WHAT THE TASK REQUIRES.
Extract the entries in their exact form.

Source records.

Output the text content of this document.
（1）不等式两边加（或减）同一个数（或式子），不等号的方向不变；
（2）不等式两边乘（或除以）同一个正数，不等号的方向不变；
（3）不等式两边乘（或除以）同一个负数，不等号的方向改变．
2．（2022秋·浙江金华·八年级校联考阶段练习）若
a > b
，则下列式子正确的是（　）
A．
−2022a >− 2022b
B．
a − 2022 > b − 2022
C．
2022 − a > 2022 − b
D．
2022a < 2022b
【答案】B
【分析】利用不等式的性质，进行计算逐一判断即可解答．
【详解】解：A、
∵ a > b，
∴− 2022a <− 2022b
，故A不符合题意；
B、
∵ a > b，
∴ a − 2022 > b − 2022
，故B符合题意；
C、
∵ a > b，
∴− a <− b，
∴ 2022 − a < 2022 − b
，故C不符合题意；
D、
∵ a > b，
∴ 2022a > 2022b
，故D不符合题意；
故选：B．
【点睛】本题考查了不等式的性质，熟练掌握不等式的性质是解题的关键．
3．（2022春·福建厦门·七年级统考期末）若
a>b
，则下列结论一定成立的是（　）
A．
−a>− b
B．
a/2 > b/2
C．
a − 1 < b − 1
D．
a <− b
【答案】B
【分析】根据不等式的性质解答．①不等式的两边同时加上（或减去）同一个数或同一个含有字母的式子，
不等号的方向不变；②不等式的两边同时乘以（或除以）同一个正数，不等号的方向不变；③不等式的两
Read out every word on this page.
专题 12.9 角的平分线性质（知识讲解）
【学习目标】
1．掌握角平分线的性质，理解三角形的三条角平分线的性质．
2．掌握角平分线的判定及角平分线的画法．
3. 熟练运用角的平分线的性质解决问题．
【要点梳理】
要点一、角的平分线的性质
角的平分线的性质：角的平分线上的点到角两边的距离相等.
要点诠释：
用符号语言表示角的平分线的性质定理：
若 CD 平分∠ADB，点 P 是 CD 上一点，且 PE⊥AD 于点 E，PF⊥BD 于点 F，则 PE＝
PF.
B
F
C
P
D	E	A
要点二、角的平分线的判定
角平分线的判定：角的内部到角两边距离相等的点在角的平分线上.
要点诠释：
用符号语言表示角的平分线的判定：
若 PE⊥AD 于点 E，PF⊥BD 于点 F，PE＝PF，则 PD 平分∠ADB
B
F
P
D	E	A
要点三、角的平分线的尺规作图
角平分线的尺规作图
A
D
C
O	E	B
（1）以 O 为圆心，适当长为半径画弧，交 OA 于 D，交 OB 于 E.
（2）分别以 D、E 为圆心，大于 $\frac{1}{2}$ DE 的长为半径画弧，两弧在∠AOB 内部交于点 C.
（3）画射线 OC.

RESPONSE TO THE EXERCISE.
Output the text content of this document.
（1）不等式两边加（或减）同一个数（或式子），不等号的方向不变；
（2）不等式两边乘（或除以）同一个正数，不等号的方向不变；
（3）不等式两边乘（或除以）同一个负数，不等号的方向改变．
2．（2022秋·浙江金华·八年级校联考阶段练习）若
a > b
，则下列式子正确的是（　）
A．
−2022a >− 2022b
B．
a − 2022 > b − 2022
C．
2022 − a > 2022 − b
D．
2022a < 2022b
【答案】B
【分析】利用不等式的性质，进行计算逐一判断即可解答．
【详解】解：A、
∵ a > b，
∴− 2022a <− 2022b
，故A不符合题意；
B、
∵ a > b，
∴ a − 2022 > b − 2022
，故B符合题意；
C、
∵ a > b，
∴− a <− b，
∴ 2022 − a < 2022 − b
，故C不符合题意；
D、
∵ a > b，
∴ 2022a > 2022b
，故D不符合题意；
故选：B．
【点睛】本题考查了不等式的性质，熟练掌握不等式的性质是解题的关键．
3．（2022春·福建厦门·七年级统考期末）若
a>b
，则下列结论一定成立的是（　）
A．
−a>− b
B．
a/2 > b/2
C．
a − 1 < b − 1
D．
a <− b
【答案】B
【分析】根据不等式的性质解答．①不等式的两边同时加上（或减去）同一个数或同一个含有字母的式子，
不等号的方向不变；②不等式的两边同时乘以（或除以）同一个正数，不等号的方向不变；③不等式的两
Read out every word on this page.
专题 12.9 角的平分线性质（知识讲解）
【学习目标】
1．掌握角平分线的性质，理解三角形的三条角平分线的性质．
2．掌握角平分线的判定及角平分线的画法．
3. 熟练运用角的平分线的性质解决问题．
【要点梳理】
要点一、角的平分线的性质
角的平分线的性质：角的平分线上的点到角两边的距离相等.
要点诠释：
用符号语言表示角的平分线的性质定理：
若 CD 平分∠ADB，点 P 是 CD 上一点，且 PE⊥AD 于点 E，PF⊥BD 于点 F，则 PE＝
PF.
B
F
C
P
D	E	A
要点二、角的平分线的判定
角平分线的判定：角的内部到角两边距离相等的点在角的平分线上.
要点诠释：
用符号语言表示角的平分线的判定：
若 PE⊥AD 于点 E，PF⊥BD 于点 F，PE＝PF，则 PD 平分∠ADB
B
F
P
D	E	A
要点三、角的平分线的尺规作图
角平分线的尺规作图
A
D
C
O	E	B
（1）以 O 为圆心，适当长为半径画弧，交 OA 于 D，交 OB 于 E.
（2）分别以 D、E 为圆心，大于 $\frac{1}{2}$ DE 的长为半径画弧，两弧在∠AOB 内部交于点 C.
（3）画射线 OC.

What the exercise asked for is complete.